Determine how many lines hold "Монадический" and give only that number.

— BEGIN Dataset entries —

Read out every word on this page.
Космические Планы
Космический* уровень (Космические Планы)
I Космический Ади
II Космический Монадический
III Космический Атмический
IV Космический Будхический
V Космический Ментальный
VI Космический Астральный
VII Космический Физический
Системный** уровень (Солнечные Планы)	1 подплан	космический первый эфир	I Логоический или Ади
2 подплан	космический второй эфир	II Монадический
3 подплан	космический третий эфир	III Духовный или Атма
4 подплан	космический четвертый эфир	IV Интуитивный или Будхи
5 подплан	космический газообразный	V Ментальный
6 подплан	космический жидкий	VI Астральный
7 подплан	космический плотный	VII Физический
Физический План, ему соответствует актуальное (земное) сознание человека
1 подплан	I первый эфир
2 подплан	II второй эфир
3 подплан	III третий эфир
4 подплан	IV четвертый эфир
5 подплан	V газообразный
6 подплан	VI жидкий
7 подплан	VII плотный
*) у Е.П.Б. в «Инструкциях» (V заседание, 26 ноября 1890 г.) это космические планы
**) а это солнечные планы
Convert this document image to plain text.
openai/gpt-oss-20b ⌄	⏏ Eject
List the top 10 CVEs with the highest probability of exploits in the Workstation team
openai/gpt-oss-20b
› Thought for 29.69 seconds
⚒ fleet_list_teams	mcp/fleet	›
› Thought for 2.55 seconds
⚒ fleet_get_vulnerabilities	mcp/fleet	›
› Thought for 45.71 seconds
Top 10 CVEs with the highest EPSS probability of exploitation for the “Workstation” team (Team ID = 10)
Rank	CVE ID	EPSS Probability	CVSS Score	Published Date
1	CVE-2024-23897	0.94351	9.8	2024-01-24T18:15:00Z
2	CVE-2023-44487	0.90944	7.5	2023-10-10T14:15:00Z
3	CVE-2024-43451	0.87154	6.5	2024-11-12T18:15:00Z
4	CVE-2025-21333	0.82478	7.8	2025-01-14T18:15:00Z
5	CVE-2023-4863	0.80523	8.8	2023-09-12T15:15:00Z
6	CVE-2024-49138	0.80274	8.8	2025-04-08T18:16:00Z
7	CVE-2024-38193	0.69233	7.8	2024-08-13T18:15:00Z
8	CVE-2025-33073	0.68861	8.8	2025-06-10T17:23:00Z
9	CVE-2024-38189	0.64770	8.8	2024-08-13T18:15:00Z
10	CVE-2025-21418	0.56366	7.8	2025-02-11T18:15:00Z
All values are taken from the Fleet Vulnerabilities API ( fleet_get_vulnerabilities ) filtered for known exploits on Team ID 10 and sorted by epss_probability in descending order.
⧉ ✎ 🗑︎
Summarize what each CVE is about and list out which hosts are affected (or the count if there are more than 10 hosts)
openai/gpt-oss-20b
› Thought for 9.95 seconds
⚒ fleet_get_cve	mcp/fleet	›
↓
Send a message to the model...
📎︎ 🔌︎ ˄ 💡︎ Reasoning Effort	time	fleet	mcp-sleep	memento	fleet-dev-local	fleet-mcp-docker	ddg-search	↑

— END Dataset entries —

→ **Result of this exercise**: 2